[LISTED RECORDS]:
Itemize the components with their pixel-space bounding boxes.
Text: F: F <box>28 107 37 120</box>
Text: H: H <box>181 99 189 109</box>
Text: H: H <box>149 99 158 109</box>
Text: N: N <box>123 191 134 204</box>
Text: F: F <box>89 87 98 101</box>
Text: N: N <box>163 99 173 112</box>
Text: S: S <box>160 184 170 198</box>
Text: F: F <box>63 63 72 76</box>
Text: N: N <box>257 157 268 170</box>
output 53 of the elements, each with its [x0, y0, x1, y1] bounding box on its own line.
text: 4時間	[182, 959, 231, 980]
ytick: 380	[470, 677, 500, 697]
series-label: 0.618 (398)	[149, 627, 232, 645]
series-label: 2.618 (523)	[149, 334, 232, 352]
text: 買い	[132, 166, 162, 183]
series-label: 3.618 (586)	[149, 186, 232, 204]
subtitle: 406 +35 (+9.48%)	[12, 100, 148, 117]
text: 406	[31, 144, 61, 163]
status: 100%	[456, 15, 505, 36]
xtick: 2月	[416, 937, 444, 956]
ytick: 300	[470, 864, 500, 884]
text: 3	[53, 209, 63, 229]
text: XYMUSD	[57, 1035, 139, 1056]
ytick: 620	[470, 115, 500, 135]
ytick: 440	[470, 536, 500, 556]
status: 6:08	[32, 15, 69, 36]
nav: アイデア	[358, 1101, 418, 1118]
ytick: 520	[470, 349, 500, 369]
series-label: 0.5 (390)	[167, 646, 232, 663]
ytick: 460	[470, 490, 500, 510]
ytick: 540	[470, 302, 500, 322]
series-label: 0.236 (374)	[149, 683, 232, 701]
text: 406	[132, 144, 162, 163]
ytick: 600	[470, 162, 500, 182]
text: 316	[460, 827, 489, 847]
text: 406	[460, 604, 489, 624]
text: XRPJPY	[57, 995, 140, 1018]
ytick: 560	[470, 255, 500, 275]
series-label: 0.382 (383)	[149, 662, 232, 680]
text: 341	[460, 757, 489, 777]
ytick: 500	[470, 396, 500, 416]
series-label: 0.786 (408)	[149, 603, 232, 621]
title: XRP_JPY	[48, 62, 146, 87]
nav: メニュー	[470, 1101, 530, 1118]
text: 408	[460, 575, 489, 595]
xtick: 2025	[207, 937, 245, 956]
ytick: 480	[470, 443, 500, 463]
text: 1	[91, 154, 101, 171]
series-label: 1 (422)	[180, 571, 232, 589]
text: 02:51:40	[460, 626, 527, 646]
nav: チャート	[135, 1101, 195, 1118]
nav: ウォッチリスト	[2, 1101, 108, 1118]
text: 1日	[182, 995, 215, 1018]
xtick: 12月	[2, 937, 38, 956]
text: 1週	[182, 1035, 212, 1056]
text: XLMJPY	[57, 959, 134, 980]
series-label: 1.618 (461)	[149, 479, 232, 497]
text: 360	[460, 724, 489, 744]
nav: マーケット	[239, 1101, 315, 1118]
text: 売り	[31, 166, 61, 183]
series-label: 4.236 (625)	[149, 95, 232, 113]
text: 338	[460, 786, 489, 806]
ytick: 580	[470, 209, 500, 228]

[EXERCISE PROMPT]: Pick out every line in the listing above that contains the word "with", and copy each of those lines.

[FINAL RESULT]:
Itemize the components with their pixel-space bounding boxes.
output 53 of the elements, each with its [x0, y0, x1, y1] bounding box on its own line.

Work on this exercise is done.